**Records that describe figures**
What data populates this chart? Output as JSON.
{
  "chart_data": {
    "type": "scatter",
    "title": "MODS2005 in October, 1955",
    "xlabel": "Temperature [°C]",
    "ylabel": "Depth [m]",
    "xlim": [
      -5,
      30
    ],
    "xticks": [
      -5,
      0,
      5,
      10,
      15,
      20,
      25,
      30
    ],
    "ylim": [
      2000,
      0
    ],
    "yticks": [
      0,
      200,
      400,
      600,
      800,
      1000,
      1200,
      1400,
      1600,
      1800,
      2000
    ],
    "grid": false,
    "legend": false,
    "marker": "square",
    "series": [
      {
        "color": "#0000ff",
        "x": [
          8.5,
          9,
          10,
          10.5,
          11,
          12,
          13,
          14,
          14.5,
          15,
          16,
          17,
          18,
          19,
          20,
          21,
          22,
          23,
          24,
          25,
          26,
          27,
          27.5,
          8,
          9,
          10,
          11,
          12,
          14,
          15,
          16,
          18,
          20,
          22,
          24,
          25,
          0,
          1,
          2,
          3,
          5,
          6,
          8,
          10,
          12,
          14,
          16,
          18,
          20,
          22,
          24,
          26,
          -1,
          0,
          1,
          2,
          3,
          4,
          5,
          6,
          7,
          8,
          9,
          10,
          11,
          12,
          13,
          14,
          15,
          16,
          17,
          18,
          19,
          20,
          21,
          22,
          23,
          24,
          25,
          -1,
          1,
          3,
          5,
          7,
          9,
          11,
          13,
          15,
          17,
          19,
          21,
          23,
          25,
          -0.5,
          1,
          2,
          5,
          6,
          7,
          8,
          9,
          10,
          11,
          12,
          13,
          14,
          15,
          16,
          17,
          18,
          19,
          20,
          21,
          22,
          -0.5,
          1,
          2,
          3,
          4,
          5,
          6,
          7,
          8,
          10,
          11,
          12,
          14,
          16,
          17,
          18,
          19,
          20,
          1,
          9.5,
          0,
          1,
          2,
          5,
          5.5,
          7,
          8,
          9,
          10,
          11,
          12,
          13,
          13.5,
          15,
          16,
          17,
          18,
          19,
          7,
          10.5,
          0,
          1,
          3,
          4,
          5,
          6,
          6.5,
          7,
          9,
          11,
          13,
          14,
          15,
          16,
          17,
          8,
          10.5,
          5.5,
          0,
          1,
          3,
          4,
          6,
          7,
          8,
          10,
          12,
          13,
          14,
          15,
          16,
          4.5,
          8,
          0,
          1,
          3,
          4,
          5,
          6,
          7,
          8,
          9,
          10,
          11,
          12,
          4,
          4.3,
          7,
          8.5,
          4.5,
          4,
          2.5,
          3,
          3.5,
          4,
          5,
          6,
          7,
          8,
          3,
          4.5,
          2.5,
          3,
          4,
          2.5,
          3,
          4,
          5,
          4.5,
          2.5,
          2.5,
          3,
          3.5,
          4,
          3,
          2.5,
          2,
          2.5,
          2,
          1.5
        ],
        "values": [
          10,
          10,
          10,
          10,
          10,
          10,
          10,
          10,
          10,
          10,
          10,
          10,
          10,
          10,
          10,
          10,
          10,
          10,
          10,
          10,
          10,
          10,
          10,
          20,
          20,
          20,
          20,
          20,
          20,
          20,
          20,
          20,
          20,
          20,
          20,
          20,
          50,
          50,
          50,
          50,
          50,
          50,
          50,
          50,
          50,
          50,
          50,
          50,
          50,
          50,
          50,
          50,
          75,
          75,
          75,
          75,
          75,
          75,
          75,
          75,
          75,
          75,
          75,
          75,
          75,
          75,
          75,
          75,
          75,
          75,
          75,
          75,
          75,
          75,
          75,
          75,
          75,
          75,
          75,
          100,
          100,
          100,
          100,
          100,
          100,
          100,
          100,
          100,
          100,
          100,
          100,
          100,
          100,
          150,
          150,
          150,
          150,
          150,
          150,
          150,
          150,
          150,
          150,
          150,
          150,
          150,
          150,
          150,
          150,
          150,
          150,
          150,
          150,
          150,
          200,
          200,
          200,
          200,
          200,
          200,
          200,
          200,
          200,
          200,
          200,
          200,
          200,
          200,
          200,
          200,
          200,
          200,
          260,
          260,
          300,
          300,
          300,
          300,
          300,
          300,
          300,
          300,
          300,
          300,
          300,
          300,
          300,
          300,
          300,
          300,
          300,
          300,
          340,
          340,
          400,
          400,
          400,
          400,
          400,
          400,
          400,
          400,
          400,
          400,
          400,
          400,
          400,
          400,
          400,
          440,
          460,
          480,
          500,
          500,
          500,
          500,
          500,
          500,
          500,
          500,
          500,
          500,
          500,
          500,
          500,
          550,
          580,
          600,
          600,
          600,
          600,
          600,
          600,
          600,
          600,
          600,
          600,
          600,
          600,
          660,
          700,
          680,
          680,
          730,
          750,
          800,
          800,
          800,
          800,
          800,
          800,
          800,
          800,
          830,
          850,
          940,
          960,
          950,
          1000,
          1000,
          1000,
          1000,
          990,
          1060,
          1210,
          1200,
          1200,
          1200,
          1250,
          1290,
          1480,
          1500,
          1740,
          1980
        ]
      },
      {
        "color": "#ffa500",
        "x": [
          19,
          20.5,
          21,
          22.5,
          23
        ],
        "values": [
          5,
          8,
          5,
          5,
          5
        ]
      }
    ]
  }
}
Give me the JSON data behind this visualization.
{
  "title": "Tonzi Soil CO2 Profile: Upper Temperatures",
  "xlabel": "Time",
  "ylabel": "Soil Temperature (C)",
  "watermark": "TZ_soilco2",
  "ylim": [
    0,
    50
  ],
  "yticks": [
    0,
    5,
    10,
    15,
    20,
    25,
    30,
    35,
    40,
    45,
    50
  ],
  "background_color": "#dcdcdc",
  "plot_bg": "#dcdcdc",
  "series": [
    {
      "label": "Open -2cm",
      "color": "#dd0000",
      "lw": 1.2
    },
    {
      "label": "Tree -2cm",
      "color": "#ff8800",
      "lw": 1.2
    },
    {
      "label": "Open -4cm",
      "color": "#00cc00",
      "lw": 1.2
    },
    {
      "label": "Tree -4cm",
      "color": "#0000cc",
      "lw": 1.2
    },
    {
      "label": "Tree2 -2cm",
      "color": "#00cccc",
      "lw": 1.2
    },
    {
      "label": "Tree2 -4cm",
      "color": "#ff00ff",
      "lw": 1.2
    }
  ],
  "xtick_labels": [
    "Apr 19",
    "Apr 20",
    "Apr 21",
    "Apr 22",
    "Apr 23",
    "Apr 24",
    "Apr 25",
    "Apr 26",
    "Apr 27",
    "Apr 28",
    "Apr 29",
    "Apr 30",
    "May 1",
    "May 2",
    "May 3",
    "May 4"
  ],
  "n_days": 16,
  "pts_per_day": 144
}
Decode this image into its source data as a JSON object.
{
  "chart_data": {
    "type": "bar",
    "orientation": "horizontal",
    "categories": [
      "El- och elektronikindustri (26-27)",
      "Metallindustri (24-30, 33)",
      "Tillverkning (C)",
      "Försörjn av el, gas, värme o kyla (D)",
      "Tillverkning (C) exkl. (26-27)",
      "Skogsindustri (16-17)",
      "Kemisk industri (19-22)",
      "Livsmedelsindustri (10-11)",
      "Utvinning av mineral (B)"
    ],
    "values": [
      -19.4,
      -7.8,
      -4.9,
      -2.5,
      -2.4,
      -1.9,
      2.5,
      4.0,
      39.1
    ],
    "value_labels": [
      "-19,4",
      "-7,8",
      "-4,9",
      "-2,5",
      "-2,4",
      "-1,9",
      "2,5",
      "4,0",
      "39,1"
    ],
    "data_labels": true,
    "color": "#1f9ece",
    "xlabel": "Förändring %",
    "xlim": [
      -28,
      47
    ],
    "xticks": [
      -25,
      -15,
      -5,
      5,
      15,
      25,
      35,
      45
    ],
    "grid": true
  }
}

**STATED GOAL**
Return exactly the lines from the one containing "Decode this image" to the last line of the data, and nothing more.

**EXERCISE RESULT**
Decode this image into its source data as a JSON object.
{
  "chart_data": {
    "type": "bar",
    "orientation": "horizontal",
    "categories": [
      "El- och elektronikindustri (26-27)",
      "Metallindustri (24-30, 33)",
      "Tillverkning (C)",
      "Försörjn av el, gas, värme o kyla (D)",
      "Tillverkning (C) exkl. (26-27)",
      "Skogsindustri (16-17)",
      "Kemisk industri (19-22)",
      "Livsmedelsindustri (10-11)",
      "Utvinning av mineral (B)"
    ],
    "values": [
      -19.4,
      -7.8,
      -4.9,
      -2.5,
      -2.4,
      -1.9,
      2.5,
      4.0,
      39.1
    ],
    "value_labels": [
      "-19,4",
      "-7,8",
      "-4,9",
      "-2,5",
      "-2,4",
      "-1,9",
      "2,5",
      "4,0",
      "39,1"
    ],
    "data_labels": true,
    "color": "#1f9ece",
    "xlabel": "Förändring %",
    "xlim": [
      -28,
      47
    ],
    "xticks": [
      -25,
      -15,
      -5,
      5,
      15,
      25,
      35,
      45
    ],
    "grid": true
  }
}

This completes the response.